#### [GOAL]
State how many lines of the records contain the string "paras". Give the number alone.

Records from a data source:

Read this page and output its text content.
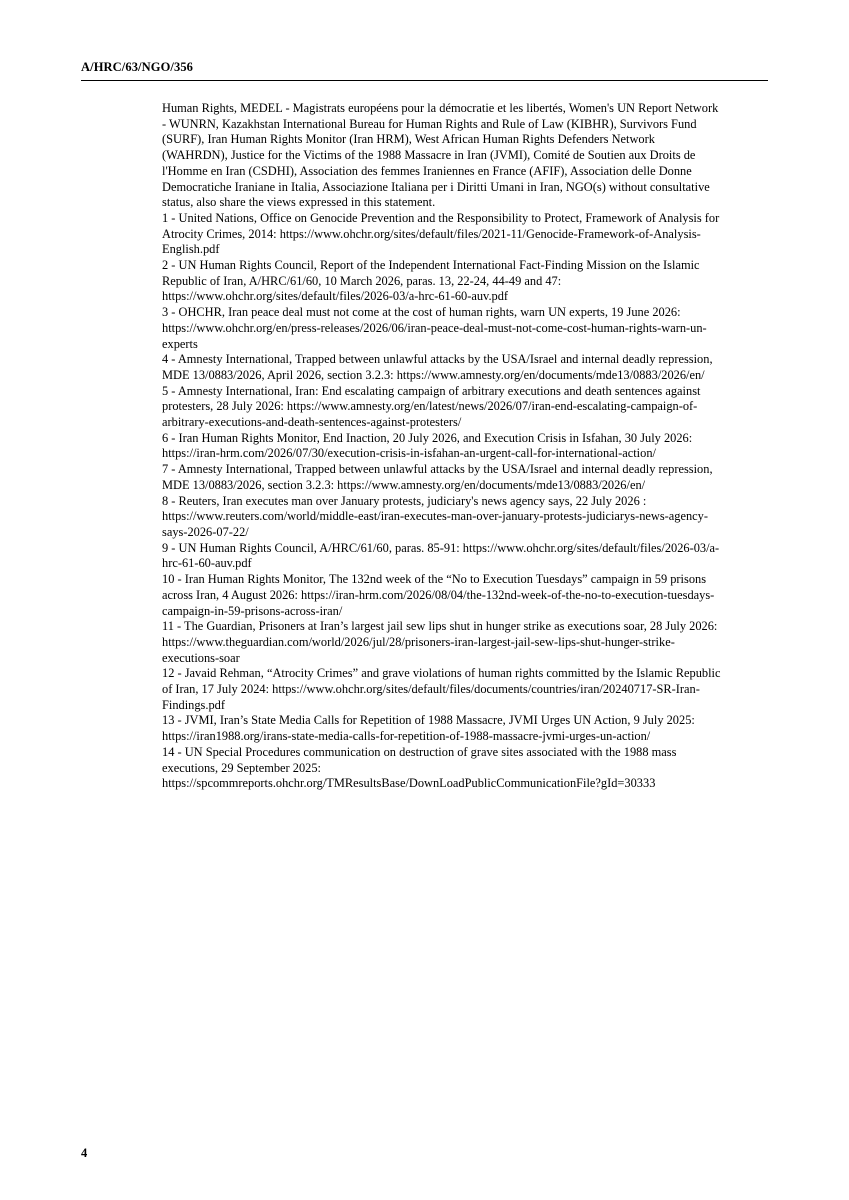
A/HRC/63/NGO/356

Human Rights, MEDEL - Magistrats européens pour la démocratie et les libertés, Women's UN Report Network - WUNRN, Kazakhstan International Bureau for Human Rights and Rule of Law (KIBHR), Survivors Fund (SURF), Iran Human Rights Monitor (Iran HRM), West African Human Rights Defenders Network (WAHRDN), Justice for the Victims of the 1988 Massacre in Iran (JVMI), Comité de Soutien aux Droits de l'Homme en Iran (CSDHI), Association des femmes Iraniennes en France (AFIF), Association delle Donne Democratiche Iraniane in Italia, Associazione Italiana per i Diritti Umani in Iran, NGO(s) without consultative status, also share the views expressed in this statement.

1 - United Nations, Office on Genocide Prevention and the Responsibility to Protect, Framework of Analysis for Atrocity Crimes, 2014: https://www.ohchr.org/sites/default/files/2021-11/Genocide-Framework-of-Analysis-English.pdf

2 - UN Human Rights Council, Report of the Independent International Fact-Finding Mission on the Islamic Republic of Iran, A/HRC/61/60, 10 March 2026, paras. 13, 22-24, 44-49 and 47: https://www.ohchr.org/sites/default/files/2026-03/a-hrc-61-60-auv.pdf

3 - OHCHR, Iran peace deal must not come at the cost of human rights, warn UN experts, 19 June 2026: https://www.ohchr.org/en/press-releases/2026/06/iran-peace-deal-must-not-come-cost-human-rights-warn-un-experts

4 - Amnesty International, Trapped between unlawful attacks by the USA/Israel and internal deadly repression, MDE 13/0883/2026, April 2026, section 3.2.3: https://www.amnesty.org/en/documents/mde13/0883/2026/en/

5 - Amnesty International, Iran: End escalating campaign of arbitrary executions and death sentences against protesters, 28 July 2026: https://www.amnesty.org/en/latest/news/2026/07/iran-end-escalating-campaign-of-arbitrary-executions-and-death-sentences-against-protesters/

6 - Iran Human Rights Monitor, End Inaction, 20 July 2026, and Execution Crisis in Isfahan, 30 July 2026: https://iran-hrm.com/2026/07/30/execution-crisis-in-isfahan-an-urgent-call-for-international-action/

7 - Amnesty International, Trapped between unlawful attacks by the USA/Israel and internal deadly repression, MDE 13/0883/2026, section 3.2.3: https://www.amnesty.org/en/documents/mde13/0883/2026/en/

8 - Reuters, Iran executes man over January protests, judiciary's news agency says, 22 July 2026 : https://www.reuters.com/world/middle-east/iran-executes-man-over-january-protests-judiciarys-news-agency-says-2026-07-22/

9 - UN Human Rights Council, A/HRC/61/60, paras. 85-91: https://www.ohchr.org/sites/default/files/2026-03/a-hrc-61-60-auv.pdf

10 - Iran Human Rights Monitor, The 132nd week of the “No to Execution Tuesdays” campaign in 59 prisons across Iran, 4 August 2026: https://iran-hrm.com/2026/08/04/the-132nd-week-of-the-no-to-execution-tuesdays-campaign-in-59-prisons-across-iran/

11 - The Guardian, Prisoners at Iran’s largest jail sew lips shut in hunger strike as executions soar, 28 July 2026: https://www.theguardian.com/world/2026/jul/28/prisoners-iran-largest-jail-sew-lips-shut-hunger-strike-executions-soar

12 - Javaid Rehman, “Atrocity Crimes” and grave violations of human rights committed by the Islamic Republic of Iran, 17 July 2024: https://www.ohchr.org/sites/default/files/documents/countries/iran/20240717-SR-Iran-Findings.pdf

13 - JVMI, Iran’s State Media Calls for Repetition of 1988 Massacre, JVMI Urges UN Action, 9 July 2025: https://iran1988.org/irans-state-media-calls-for-repetition-of-1988-massacre-jvmi-urges-un-action/

14 - UN Special Procedures communication on destruction of grave sites associated with the 1988 mass executions, 29 September 2025: https://spcommreports.ohchr.org/TMResultsBase/DownLoadPublicCommunicationFile?gId=30333

4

#### [EXERCISE OUTPUT]
2